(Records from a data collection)
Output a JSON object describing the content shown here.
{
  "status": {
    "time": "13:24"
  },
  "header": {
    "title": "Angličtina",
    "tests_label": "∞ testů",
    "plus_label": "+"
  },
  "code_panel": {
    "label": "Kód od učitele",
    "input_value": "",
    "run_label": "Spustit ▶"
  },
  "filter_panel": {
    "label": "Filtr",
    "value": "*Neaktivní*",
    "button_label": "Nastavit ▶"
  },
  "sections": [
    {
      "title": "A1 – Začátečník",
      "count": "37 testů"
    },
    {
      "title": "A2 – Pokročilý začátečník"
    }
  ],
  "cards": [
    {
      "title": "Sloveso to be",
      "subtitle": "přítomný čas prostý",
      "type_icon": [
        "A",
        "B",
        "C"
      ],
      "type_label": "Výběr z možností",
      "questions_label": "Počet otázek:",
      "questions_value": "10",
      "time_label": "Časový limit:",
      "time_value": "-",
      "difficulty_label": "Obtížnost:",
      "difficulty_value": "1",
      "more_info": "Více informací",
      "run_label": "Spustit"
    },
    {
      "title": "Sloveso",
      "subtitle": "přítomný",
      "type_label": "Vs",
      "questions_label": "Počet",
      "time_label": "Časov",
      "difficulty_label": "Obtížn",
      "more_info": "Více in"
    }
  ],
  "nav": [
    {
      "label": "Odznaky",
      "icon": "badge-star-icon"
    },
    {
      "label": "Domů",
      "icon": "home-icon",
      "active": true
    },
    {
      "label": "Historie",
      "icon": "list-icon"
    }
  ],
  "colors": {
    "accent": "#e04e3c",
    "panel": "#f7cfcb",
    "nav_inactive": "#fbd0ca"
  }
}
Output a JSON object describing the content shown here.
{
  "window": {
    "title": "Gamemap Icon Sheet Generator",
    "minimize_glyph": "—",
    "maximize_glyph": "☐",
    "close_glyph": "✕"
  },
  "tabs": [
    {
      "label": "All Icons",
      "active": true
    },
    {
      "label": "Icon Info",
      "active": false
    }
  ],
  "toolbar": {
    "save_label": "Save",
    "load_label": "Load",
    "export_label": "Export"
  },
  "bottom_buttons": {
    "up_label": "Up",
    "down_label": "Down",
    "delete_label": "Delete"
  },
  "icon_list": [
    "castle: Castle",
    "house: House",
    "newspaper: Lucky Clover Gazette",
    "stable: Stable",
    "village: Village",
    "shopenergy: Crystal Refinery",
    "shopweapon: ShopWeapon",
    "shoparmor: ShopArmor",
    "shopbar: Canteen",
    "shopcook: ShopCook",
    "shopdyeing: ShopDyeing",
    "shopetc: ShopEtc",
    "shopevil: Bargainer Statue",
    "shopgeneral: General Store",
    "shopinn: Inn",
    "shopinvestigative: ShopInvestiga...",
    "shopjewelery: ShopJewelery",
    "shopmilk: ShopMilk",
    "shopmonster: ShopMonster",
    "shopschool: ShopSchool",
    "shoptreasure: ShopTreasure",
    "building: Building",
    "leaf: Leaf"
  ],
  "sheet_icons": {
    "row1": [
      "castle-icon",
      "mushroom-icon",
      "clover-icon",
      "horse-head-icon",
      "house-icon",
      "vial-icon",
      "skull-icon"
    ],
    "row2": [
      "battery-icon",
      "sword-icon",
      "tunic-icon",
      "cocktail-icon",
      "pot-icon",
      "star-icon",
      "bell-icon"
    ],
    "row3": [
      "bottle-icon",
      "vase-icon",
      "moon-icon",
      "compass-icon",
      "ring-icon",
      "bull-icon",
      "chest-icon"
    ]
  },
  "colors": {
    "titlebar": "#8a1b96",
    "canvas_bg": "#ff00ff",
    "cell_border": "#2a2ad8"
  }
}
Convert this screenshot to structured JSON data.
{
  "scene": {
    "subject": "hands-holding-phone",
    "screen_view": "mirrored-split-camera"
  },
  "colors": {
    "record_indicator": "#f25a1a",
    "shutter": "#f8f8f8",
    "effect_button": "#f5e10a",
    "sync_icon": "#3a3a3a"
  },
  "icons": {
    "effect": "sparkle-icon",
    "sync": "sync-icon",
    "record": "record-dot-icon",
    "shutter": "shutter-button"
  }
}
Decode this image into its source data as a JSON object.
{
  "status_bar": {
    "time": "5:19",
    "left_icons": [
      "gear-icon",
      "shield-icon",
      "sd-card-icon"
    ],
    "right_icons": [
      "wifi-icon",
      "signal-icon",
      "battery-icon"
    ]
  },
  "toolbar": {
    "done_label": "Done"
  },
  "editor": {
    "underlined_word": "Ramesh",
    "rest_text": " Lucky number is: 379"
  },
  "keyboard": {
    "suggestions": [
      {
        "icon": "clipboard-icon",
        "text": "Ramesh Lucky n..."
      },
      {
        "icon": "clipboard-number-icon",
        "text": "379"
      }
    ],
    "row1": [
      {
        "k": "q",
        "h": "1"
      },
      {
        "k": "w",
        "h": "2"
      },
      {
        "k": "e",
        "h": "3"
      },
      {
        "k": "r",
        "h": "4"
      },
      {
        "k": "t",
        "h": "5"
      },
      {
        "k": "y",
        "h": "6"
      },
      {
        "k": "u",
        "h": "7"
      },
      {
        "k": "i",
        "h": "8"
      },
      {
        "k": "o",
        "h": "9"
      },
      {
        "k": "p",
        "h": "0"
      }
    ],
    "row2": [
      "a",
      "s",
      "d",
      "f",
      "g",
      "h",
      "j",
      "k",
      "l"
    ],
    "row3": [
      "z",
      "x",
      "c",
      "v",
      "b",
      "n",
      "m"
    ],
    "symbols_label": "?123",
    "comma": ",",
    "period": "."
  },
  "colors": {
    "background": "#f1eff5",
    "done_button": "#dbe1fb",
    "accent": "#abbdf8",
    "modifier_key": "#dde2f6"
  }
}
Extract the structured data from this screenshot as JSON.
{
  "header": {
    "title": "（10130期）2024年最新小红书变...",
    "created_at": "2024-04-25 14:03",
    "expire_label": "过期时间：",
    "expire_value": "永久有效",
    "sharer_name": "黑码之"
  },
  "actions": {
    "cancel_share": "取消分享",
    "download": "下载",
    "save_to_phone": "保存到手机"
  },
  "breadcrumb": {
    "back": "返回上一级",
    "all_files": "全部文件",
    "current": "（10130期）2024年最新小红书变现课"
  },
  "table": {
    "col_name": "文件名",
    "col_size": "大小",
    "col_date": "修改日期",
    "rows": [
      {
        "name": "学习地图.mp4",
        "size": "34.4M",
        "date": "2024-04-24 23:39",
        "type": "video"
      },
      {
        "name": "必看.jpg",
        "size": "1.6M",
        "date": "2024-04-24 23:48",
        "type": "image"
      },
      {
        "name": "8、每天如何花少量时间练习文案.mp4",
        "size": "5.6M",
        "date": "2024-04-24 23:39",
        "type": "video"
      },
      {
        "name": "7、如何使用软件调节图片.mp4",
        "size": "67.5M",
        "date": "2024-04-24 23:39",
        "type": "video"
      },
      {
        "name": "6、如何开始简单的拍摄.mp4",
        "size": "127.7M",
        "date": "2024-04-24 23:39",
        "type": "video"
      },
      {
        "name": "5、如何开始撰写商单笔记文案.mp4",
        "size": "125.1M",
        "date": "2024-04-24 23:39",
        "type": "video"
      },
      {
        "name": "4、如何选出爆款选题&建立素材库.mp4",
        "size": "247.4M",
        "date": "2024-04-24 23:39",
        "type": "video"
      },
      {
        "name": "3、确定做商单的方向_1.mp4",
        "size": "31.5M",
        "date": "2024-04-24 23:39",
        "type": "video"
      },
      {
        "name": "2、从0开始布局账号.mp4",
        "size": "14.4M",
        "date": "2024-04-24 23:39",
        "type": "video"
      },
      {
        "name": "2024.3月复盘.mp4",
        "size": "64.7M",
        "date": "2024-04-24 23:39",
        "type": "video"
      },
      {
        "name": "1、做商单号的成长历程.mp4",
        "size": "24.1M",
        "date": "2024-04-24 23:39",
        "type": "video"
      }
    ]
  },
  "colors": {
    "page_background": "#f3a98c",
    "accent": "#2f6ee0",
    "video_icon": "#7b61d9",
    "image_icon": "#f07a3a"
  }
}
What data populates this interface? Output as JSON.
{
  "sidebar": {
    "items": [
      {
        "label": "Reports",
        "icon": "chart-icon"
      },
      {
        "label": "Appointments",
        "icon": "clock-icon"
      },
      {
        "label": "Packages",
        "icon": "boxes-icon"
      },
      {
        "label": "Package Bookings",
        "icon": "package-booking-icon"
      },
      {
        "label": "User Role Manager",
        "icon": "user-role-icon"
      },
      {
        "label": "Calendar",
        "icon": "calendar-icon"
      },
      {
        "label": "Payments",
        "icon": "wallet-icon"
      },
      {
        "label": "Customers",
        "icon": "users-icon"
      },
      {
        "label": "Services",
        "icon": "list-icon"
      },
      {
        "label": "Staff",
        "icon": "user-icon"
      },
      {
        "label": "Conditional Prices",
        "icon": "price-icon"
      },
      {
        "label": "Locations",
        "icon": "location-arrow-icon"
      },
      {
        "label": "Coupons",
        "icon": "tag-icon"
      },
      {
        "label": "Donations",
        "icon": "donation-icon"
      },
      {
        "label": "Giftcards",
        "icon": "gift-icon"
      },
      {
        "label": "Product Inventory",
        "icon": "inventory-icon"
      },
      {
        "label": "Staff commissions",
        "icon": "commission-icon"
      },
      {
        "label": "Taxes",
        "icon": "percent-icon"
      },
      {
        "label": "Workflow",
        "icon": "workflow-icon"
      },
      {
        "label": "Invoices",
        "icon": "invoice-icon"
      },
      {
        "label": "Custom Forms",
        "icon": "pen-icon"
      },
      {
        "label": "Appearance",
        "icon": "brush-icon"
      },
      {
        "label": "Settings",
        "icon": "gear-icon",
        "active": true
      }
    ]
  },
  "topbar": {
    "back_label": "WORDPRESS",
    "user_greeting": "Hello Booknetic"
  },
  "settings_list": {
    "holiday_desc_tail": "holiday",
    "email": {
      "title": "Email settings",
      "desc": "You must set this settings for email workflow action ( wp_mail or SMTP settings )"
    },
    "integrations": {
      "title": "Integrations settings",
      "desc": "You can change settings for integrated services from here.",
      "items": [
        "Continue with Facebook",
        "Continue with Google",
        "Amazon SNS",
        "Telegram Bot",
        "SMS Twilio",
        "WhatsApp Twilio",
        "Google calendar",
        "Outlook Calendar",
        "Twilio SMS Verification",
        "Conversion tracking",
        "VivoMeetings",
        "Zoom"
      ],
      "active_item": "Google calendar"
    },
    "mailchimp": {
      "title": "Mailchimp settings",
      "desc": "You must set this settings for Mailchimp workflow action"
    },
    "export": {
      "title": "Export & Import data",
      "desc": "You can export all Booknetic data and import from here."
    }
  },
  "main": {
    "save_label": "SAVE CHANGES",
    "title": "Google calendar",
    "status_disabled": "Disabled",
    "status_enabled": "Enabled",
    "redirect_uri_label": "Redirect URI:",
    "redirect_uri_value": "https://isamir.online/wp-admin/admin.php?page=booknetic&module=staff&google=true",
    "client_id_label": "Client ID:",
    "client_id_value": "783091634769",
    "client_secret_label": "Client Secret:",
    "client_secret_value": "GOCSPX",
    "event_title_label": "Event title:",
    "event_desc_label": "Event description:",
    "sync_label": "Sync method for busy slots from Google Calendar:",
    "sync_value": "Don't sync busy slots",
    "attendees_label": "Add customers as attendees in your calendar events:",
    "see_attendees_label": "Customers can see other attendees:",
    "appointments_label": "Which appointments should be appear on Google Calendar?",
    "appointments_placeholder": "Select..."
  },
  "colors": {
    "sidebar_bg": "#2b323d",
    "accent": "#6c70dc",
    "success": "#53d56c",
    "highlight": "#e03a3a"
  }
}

▶ **Exercise description**:
Determine how many lines of this listing contain "Continue", and give only the number.

▶ **Reply to the exercise**:
2